*Do this*: Return the entries below in their exact form, leaving the pictures out.

*Stored rows*:
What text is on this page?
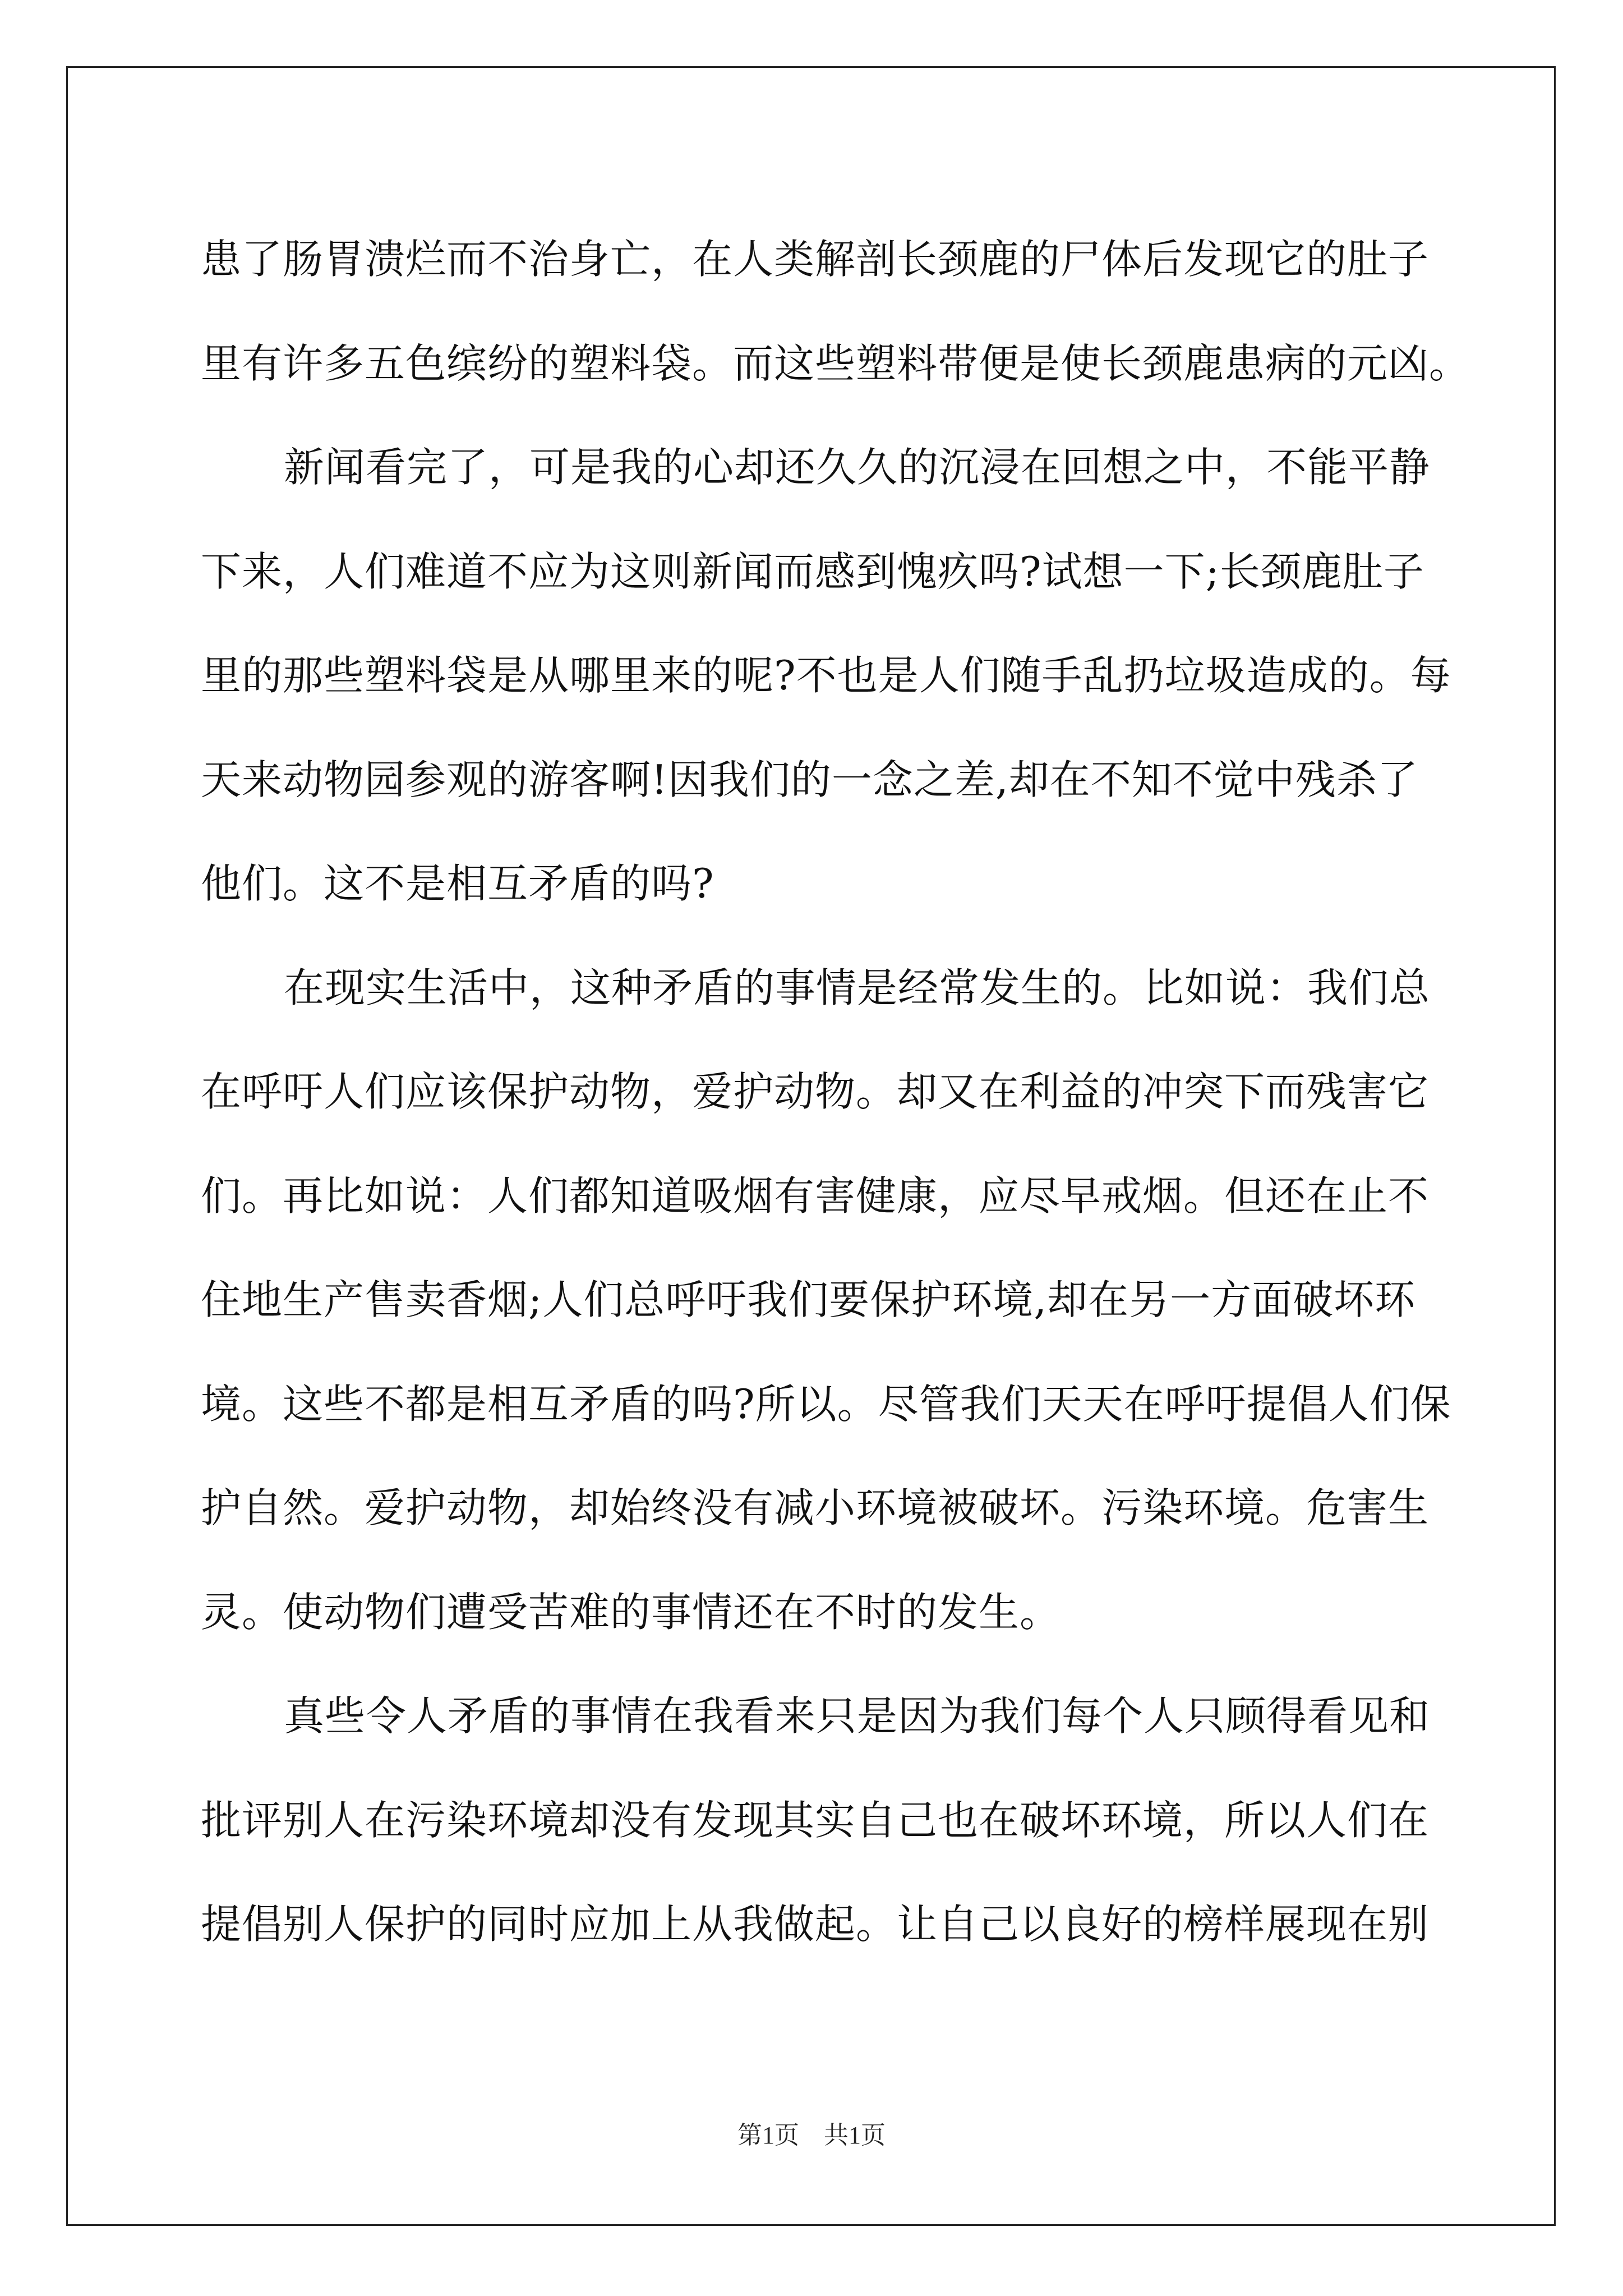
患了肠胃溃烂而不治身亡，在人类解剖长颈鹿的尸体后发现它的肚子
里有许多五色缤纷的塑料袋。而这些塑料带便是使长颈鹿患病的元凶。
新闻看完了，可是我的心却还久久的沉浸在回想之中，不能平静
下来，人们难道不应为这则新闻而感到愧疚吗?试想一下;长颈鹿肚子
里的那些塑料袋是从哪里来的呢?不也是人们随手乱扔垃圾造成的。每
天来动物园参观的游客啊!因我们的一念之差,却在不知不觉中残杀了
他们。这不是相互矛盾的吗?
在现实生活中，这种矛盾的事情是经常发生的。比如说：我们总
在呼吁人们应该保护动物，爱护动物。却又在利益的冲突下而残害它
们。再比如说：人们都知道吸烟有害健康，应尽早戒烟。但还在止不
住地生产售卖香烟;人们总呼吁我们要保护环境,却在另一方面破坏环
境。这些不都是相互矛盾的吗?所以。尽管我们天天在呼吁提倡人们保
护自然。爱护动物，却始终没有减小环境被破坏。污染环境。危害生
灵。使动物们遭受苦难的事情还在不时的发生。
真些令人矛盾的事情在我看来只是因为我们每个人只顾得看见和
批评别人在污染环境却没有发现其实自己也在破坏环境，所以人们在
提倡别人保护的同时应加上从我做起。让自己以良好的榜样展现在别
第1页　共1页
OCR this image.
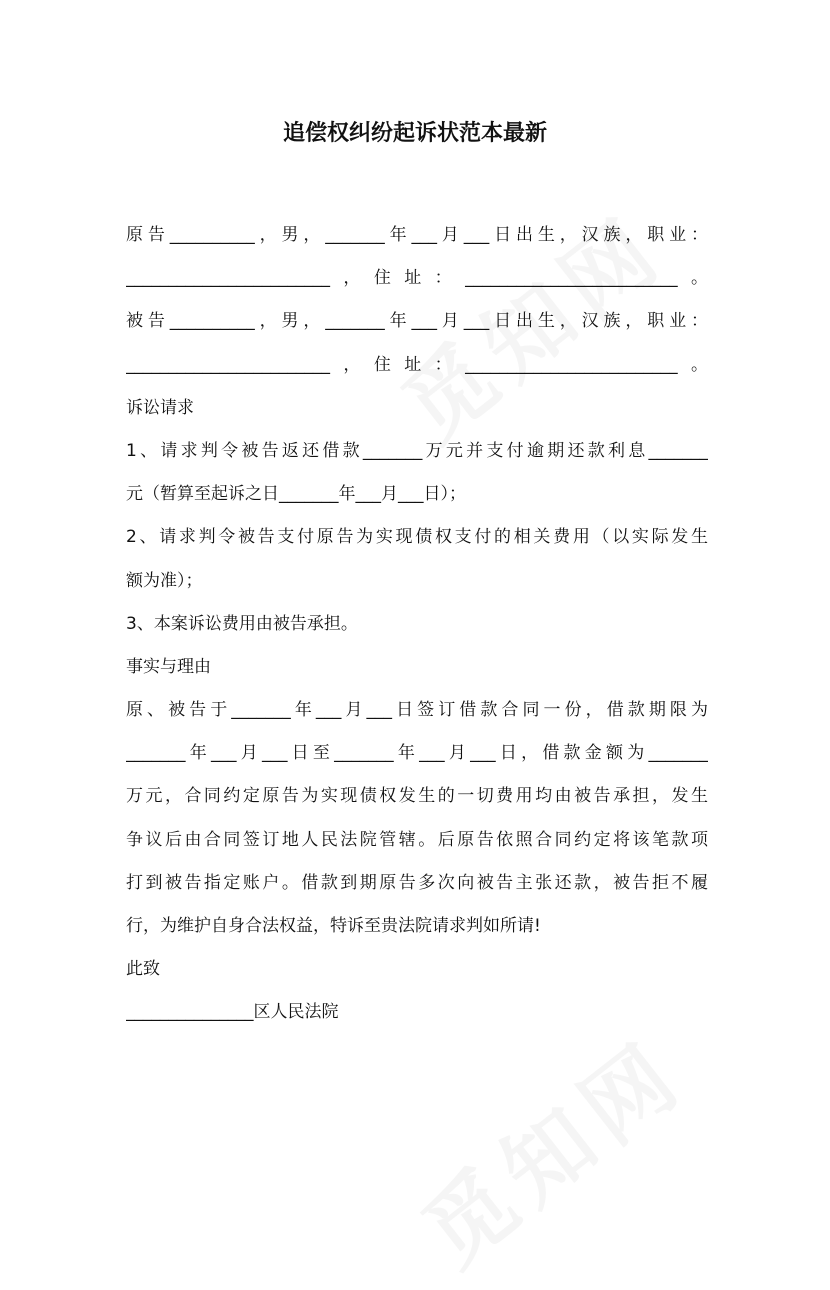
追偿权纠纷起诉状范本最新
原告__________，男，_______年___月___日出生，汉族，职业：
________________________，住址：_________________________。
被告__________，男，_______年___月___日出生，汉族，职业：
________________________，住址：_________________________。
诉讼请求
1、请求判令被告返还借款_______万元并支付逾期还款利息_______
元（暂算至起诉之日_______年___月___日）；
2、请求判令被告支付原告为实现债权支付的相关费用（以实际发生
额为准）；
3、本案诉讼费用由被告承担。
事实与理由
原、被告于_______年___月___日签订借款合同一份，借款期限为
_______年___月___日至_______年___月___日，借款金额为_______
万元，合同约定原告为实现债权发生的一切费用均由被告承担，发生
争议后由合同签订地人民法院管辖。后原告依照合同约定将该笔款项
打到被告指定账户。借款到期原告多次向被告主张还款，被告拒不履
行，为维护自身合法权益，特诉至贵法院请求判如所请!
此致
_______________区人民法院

*Result of this task*:
What text is on this page?
患了肠胃溃烂而不治身亡，在人类解剖长颈鹿的尸体后发现它的肚子
里有许多五色缤纷的塑料袋。而这些塑料带便是使长颈鹿患病的元凶。
新闻看完了，可是我的心却还久久的沉浸在回想之中，不能平静
下来，人们难道不应为这则新闻而感到愧疚吗?试想一下;长颈鹿肚子
里的那些塑料袋是从哪里来的呢?不也是人们随手乱扔垃圾造成的。每
天来动物园参观的游客啊!因我们的一念之差,却在不知不觉中残杀了
他们。这不是相互矛盾的吗?
在现实生活中，这种矛盾的事情是经常发生的。比如说：我们总
在呼吁人们应该保护动物，爱护动物。却又在利益的冲突下而残害它
们。再比如说：人们都知道吸烟有害健康，应尽早戒烟。但还在止不
住地生产售卖香烟;人们总呼吁我们要保护环境,却在另一方面破坏环
境。这些不都是相互矛盾的吗?所以。尽管我们天天在呼吁提倡人们保
护自然。爱护动物，却始终没有减小环境被破坏。污染环境。危害生
灵。使动物们遭受苦难的事情还在不时的发生。
真些令人矛盾的事情在我看来只是因为我们每个人只顾得看见和
批评别人在污染环境却没有发现其实自己也在破坏环境，所以人们在
提倡别人保护的同时应加上从我做起。让自己以良好的榜样展现在别
第1页　共1页
OCR this image.
追偿权纠纷起诉状范本最新
原告__________，男，_______年___月___日出生，汉族，职业：
________________________，住址：_________________________。
被告__________，男，_______年___月___日出生，汉族，职业：
________________________，住址：_________________________。
诉讼请求
1、请求判令被告返还借款_______万元并支付逾期还款利息_______
元（暂算至起诉之日_______年___月___日）；
2、请求判令被告支付原告为实现债权支付的相关费用（以实际发生
额为准）；
3、本案诉讼费用由被告承担。
事实与理由
原、被告于_______年___月___日签订借款合同一份，借款期限为
_______年___月___日至_______年___月___日，借款金额为_______
万元，合同约定原告为实现债权发生的一切费用均由被告承担，发生
争议后由合同签订地人民法院管辖。后原告依照合同约定将该笔款项
打到被告指定账户。借款到期原告多次向被告主张还款，被告拒不履
行，为维护自身合法权益，特诉至贵法院请求判如所请!
此致
_______________区人民法院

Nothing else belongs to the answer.